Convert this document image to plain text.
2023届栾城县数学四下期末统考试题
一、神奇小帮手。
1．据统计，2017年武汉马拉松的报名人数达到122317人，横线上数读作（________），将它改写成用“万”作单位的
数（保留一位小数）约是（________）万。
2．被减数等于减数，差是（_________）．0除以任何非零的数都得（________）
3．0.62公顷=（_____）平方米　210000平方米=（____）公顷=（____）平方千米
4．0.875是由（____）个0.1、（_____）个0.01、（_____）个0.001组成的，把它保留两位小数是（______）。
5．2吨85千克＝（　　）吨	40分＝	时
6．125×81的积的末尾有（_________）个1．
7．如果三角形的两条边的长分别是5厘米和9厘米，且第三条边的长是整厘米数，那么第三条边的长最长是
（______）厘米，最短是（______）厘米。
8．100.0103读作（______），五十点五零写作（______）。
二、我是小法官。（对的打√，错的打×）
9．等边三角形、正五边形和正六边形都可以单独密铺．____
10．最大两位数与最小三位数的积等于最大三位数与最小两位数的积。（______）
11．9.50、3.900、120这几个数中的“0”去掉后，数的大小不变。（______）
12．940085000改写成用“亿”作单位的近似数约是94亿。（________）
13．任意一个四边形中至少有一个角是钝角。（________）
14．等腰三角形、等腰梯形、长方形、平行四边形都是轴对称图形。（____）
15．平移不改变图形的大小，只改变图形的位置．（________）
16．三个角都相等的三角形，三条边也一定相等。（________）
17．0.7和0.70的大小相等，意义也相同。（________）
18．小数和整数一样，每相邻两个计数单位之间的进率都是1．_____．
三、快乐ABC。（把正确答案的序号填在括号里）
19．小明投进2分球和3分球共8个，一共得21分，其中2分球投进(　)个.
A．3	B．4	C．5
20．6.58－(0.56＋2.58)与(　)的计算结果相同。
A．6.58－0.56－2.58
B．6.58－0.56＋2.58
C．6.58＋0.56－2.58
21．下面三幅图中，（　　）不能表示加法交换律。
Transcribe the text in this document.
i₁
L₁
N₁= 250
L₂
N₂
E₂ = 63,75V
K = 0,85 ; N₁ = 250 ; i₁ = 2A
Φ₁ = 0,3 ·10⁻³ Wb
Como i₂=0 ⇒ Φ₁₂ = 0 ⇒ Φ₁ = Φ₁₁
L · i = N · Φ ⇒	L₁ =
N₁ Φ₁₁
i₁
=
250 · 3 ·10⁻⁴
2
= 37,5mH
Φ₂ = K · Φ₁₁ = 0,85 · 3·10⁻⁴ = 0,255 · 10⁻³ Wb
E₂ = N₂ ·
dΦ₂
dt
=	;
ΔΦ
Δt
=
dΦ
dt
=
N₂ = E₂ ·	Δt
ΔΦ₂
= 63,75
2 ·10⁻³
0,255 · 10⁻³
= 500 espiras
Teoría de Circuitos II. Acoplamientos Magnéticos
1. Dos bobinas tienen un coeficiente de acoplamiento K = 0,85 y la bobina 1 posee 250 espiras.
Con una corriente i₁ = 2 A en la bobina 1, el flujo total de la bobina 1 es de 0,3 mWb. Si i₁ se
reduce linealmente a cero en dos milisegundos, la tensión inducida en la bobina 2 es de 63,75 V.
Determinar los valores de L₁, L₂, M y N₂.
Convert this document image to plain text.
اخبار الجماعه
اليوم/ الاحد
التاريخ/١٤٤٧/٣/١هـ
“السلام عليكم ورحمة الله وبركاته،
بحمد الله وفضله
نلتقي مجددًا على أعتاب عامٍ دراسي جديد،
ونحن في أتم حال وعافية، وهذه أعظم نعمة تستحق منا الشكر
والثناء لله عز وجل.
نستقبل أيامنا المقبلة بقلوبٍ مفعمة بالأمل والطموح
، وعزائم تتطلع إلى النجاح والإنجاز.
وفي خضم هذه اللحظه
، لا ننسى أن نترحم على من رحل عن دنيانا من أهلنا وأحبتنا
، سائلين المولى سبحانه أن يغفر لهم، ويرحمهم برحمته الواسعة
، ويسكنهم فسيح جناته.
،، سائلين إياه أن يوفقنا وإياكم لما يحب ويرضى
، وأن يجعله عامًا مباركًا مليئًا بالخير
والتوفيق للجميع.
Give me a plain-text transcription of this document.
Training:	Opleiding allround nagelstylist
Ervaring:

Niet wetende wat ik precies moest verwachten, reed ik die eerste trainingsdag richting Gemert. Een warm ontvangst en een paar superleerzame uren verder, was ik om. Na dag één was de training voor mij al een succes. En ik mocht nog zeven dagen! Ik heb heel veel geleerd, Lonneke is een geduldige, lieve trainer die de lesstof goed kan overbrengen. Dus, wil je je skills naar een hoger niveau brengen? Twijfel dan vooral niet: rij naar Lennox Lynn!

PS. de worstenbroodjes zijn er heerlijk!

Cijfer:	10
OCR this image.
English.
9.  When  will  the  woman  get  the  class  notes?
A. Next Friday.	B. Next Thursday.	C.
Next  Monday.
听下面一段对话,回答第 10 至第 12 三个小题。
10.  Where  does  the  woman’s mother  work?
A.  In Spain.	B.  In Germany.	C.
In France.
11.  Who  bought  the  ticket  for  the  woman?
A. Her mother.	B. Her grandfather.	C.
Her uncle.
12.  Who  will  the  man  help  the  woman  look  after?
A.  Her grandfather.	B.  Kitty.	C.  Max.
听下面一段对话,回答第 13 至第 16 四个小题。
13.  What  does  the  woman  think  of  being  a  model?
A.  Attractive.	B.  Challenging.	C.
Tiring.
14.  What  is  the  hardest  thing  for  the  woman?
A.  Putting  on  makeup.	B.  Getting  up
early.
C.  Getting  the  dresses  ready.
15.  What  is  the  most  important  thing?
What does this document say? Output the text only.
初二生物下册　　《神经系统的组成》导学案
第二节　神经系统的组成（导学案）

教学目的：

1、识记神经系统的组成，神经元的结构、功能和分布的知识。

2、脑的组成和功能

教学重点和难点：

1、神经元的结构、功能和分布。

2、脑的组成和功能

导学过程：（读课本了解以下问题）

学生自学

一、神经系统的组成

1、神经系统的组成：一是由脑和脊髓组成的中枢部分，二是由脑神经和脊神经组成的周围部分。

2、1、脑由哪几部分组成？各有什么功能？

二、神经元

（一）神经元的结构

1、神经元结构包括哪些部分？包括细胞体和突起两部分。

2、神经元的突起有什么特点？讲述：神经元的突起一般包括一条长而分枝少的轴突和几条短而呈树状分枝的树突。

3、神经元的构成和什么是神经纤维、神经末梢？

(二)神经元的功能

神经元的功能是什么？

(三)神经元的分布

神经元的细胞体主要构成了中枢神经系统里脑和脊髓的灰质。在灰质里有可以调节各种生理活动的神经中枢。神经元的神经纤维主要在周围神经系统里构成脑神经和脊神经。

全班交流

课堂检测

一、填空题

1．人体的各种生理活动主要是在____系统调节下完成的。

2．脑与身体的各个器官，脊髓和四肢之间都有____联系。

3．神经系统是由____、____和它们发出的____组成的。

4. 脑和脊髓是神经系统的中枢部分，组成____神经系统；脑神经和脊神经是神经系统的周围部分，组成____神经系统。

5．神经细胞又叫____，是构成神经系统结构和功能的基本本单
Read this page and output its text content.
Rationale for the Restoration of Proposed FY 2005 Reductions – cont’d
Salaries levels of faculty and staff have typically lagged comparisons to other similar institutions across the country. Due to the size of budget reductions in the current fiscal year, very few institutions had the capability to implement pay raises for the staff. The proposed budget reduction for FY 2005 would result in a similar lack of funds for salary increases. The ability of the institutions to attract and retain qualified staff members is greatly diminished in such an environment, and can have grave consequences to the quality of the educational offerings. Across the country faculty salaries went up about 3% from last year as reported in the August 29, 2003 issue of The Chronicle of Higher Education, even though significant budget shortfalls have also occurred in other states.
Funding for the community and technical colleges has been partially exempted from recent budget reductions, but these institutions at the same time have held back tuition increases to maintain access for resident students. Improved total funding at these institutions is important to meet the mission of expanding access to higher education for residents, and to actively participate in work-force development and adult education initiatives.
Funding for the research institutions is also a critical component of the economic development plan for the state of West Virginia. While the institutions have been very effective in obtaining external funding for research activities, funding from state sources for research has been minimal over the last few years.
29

-------

• **Task brief**
Show, from the material above, each line that includes the string "What".

• **Written solution**
13.  What  does  the  woman  think  of  being  a  model?
14.  What  is  the  hardest  thing  for  the  woman?
15.  What  is  the  most  important  thing?
What does this document say? Output the text only.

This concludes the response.